» TO BE DONE
Return the records exactly as they are.

Records from a data collection
——
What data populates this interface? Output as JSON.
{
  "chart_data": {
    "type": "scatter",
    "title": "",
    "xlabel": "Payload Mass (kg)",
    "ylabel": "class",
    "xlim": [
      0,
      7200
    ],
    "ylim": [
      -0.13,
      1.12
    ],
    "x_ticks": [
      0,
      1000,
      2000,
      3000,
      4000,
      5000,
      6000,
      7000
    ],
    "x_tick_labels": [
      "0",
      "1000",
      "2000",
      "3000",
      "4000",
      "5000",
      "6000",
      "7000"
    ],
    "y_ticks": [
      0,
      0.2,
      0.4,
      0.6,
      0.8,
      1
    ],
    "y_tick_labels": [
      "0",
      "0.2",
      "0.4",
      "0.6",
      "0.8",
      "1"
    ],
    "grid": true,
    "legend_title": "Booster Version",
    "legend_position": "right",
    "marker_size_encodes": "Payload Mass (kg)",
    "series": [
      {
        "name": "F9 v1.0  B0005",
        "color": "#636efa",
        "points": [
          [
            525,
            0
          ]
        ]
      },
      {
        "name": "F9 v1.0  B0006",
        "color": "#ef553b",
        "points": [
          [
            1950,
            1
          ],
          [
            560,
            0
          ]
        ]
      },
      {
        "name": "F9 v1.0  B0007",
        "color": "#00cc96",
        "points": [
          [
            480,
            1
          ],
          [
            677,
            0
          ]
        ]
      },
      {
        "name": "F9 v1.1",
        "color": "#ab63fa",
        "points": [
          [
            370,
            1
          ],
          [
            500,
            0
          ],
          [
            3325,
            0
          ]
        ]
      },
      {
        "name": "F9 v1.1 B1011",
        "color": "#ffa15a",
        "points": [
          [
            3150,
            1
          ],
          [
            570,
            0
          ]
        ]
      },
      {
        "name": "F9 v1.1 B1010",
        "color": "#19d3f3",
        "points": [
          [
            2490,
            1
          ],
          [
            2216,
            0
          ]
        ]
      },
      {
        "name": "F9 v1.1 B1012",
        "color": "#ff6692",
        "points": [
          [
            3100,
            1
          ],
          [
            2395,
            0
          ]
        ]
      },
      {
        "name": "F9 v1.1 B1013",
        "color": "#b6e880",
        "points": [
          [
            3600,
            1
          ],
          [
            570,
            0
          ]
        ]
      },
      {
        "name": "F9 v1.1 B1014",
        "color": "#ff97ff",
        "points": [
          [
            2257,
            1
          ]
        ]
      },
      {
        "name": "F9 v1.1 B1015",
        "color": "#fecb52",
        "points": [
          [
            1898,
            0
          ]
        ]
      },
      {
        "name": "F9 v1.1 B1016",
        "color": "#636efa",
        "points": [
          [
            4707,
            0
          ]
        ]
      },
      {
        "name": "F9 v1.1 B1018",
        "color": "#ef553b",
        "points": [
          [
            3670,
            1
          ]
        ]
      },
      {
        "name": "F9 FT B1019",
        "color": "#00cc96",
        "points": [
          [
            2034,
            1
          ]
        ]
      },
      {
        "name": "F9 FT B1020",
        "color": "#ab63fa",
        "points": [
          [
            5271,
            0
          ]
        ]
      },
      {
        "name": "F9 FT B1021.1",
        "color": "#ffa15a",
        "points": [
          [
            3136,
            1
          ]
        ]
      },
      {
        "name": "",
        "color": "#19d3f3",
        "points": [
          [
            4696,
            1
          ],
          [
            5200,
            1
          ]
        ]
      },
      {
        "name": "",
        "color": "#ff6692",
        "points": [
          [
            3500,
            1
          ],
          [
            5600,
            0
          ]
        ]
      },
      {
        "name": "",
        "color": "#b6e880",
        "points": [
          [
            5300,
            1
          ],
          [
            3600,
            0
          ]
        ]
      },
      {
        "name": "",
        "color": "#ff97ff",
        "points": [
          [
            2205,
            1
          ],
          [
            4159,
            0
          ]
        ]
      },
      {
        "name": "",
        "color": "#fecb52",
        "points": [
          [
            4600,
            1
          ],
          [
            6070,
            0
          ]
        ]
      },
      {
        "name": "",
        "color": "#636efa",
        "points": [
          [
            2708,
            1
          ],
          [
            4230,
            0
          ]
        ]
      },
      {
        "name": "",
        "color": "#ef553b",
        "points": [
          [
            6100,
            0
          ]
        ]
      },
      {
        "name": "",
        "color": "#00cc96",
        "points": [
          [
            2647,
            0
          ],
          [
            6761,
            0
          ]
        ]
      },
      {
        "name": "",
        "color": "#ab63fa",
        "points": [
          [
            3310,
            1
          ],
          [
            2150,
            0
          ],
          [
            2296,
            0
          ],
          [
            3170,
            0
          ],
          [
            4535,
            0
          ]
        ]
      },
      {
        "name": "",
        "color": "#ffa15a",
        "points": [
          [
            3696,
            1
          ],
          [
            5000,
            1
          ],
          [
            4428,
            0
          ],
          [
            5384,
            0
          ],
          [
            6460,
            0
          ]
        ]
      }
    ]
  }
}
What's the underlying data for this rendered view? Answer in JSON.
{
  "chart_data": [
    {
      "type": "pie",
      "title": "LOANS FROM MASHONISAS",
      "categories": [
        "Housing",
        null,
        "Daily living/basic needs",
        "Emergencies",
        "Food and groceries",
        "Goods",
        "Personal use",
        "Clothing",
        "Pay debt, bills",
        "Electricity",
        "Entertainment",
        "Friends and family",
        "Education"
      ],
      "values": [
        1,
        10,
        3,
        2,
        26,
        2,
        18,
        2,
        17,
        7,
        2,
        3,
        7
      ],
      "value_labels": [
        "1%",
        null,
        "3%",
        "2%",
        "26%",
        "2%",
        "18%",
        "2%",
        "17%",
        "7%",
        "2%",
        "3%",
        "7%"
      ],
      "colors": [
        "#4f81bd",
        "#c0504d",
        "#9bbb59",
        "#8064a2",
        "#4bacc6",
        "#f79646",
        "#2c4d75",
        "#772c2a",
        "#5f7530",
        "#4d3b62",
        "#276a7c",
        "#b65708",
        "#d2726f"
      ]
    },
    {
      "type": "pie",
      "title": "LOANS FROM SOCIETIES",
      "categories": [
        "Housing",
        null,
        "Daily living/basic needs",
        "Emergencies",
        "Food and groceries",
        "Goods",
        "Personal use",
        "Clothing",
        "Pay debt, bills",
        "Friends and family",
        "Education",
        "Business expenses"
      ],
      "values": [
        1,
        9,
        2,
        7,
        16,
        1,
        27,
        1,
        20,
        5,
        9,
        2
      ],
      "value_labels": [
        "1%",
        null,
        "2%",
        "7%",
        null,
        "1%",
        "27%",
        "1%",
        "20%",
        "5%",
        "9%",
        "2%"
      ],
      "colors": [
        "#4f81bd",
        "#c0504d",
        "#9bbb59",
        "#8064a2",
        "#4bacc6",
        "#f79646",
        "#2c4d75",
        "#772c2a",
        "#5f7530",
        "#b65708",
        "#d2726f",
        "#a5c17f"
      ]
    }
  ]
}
——
» THE ANSWER
What data populates this interface? Output as JSON.
{
  "chart_data": {
    "type": "scatter",
    "title": "",
    "xlabel": "Payload Mass (kg)",
    "ylabel": "class",
    "xlim": [
      0,
      7200
    ],
    "ylim": [
      -0.13,
      1.12
    ],
    "x_ticks": [
      0,
      1000,
      2000,
      3000,
      4000,
      5000,
      6000,
      7000
    ],
    "x_tick_labels": [
      "0",
      "1000",
      "2000",
      "3000",
      "4000",
      "5000",
      "6000",
      "7000"
    ],
    "y_ticks": [
      0,
      0.2,
      0.4,
      0.6,
      0.8,
      1
    ],
    "y_tick_labels": [
      "0",
      "0.2",
      "0.4",
      "0.6",
      "0.8",
      "1"
    ],
    "grid": true,
    "legend_title": "Booster Version",
    "legend_position": "right",
    "marker_size_encodes": "Payload Mass (kg)",
    "series": [
      {
        "name": "F9 v1.0  B0005",
        "color": "#636efa",
        "points": [
          [
            525,
            0
          ]
        ]
      },
      {
        "name": "F9 v1.0  B0006",
        "color": "#ef553b",
        "points": [
          [
            1950,
            1
          ],
          [
            560,
            0
          ]
        ]
      },
      {
        "name": "F9 v1.0  B0007",
        "color": "#00cc96",
        "points": [
          [
            480,
            1
          ],
          [
            677,
            0
          ]
        ]
      },
      {
        "name": "F9 v1.1",
        "color": "#ab63fa",
        "points": [
          [
            370,
            1
          ],
          [
            500,
            0
          ],
          [
            3325,
            0
          ]
        ]
      },
      {
        "name": "F9 v1.1 B1011",
        "color": "#ffa15a",
        "points": [
          [
            3150,
            1
          ],
          [
            570,
            0
          ]
        ]
      },
      {
        "name": "F9 v1.1 B1010",
        "color": "#19d3f3",
        "points": [
          [
            2490,
            1
          ],
          [
            2216,
            0
          ]
        ]
      },
      {
        "name": "F9 v1.1 B1012",
        "color": "#ff6692",
        "points": [
          [
            3100,
            1
          ],
          [
            2395,
            0
          ]
        ]
      },
      {
        "name": "F9 v1.1 B1013",
        "color": "#b6e880",
        "points": [
          [
            3600,
            1
          ],
          [
            570,
            0
          ]
        ]
      },
      {
        "name": "F9 v1.1 B1014",
        "color": "#ff97ff",
        "points": [
          [
            2257,
            1
          ]
        ]
      },
      {
        "name": "F9 v1.1 B1015",
        "color": "#fecb52",
        "points": [
          [
            1898,
            0
          ]
        ]
      },
      {
        "name": "F9 v1.1 B1016",
        "color": "#636efa",
        "points": [
          [
            4707,
            0
          ]
        ]
      },
      {
        "name": "F9 v1.1 B1018",
        "color": "#ef553b",
        "points": [
          [
            3670,
            1
          ]
        ]
      },
      {
        "name": "F9 FT B1019",
        "color": "#00cc96",
        "points": [
          [
            2034,
            1
          ]
        ]
      },
      {
        "name": "F9 FT B1020",
        "color": "#ab63fa",
        "points": [
          [
            5271,
            0
          ]
        ]
      },
      {
        "name": "F9 FT B1021.1",
        "color": "#ffa15a",
        "points": [
          [
            3136,
            1
          ]
        ]
      },
      {
        "name": "",
        "color": "#19d3f3",
        "points": [
          [
            4696,
            1
          ],
          [
            5200,
            1
          ]
        ]
      },
      {
        "name": "",
        "color": "#ff6692",
        "points": [
          [
            3500,
            1
          ],
          [
            5600,
            0
          ]
        ]
      },
      {
        "name": "",
        "color": "#b6e880",
        "points": [
          [
            5300,
            1
          ],
          [
            3600,
            0
          ]
        ]
      },
      {
        "name": "",
        "color": "#ff97ff",
        "points": [
          [
            2205,
            1
          ],
          [
            4159,
            0
          ]
        ]
      },
      {
        "name": "",
        "color": "#fecb52",
        "points": [
          [
            4600,
            1
          ],
          [
            6070,
            0
          ]
        ]
      },
      {
        "name": "",
        "color": "#636efa",
        "points": [
          [
            2708,
            1
          ],
          [
            4230,
            0
          ]
        ]
      },
      {
        "name": "",
        "color": "#ef553b",
        "points": [
          [
            6100,
            0
          ]
        ]
      },
      {
        "name": "",
        "color": "#00cc96",
        "points": [
          [
            2647,
            0
          ],
          [
            6761,
            0
          ]
        ]
      },
      {
        "name": "",
        "color": "#ab63fa",
        "points": [
          [
            3310,
            1
          ],
          [
            2150,
            0
          ],
          [
            2296,
            0
          ],
          [
            3170,
            0
          ],
          [
            4535,
            0
          ]
        ]
      },
      {
        "name": "",
        "color": "#ffa15a",
        "points": [
          [
            3696,
            1
          ],
          [
            5000,
            1
          ],
          [
            4428,
            0
          ],
          [
            5384,
            0
          ],
          [
            6460,
            0
          ]
        ]
      }
    ]
  }
}
What's the underlying data for this rendered view? Answer in JSON.
{
  "chart_data": [
    {
      "type": "pie",
      "title": "LOANS FROM MASHONISAS",
      "categories": [
        "Housing",
        null,
        "Daily living/basic needs",
        "Emergencies",
        "Food and groceries",
        "Goods",
        "Personal use",
        "Clothing",
        "Pay debt, bills",
        "Electricity",
        "Entertainment",
        "Friends and family",
        "Education"
      ],
      "values": [
        1,
        10,
        3,
        2,
        26,
        2,
        18,
        2,
        17,
        7,
        2,
        3,
        7
      ],
      "value_labels": [
        "1%",
        null,
        "3%",
        "2%",
        "26%",
        "2%",
        "18%",
        "2%",
        "17%",
        "7%",
        "2%",
        "3%",
        "7%"
      ],
      "colors": [
        "#4f81bd",
        "#c0504d",
        "#9bbb59",
        "#8064a2",
        "#4bacc6",
        "#f79646",
        "#2c4d75",
        "#772c2a",
        "#5f7530",
        "#4d3b62",
        "#276a7c",
        "#b65708",
        "#d2726f"
      ]
    },
    {
      "type": "pie",
      "title": "LOANS FROM SOCIETIES",
      "categories": [
        "Housing",
        null,
        "Daily living/basic needs",
        "Emergencies",
        "Food and groceries",
        "Goods",
        "Personal use",
        "Clothing",
        "Pay debt, bills",
        "Friends and family",
        "Education",
        "Business expenses"
      ],
      "values": [
        1,
        9,
        2,
        7,
        16,
        1,
        27,
        1,
        20,
        5,
        9,
        2
      ],
      "value_labels": [
        "1%",
        null,
        "2%",
        "7%",
        null,
        "1%",
        "27%",
        "1%",
        "20%",
        "5%",
        "9%",
        "2%"
      ],
      "colors": [
        "#4f81bd",
        "#c0504d",
        "#9bbb59",
        "#8064a2",
        "#4bacc6",
        "#f79646",
        "#2c4d75",
        "#772c2a",
        "#5f7530",
        "#b65708",
        "#d2726f",
        "#a5c17f"
      ]
    }
  ]
}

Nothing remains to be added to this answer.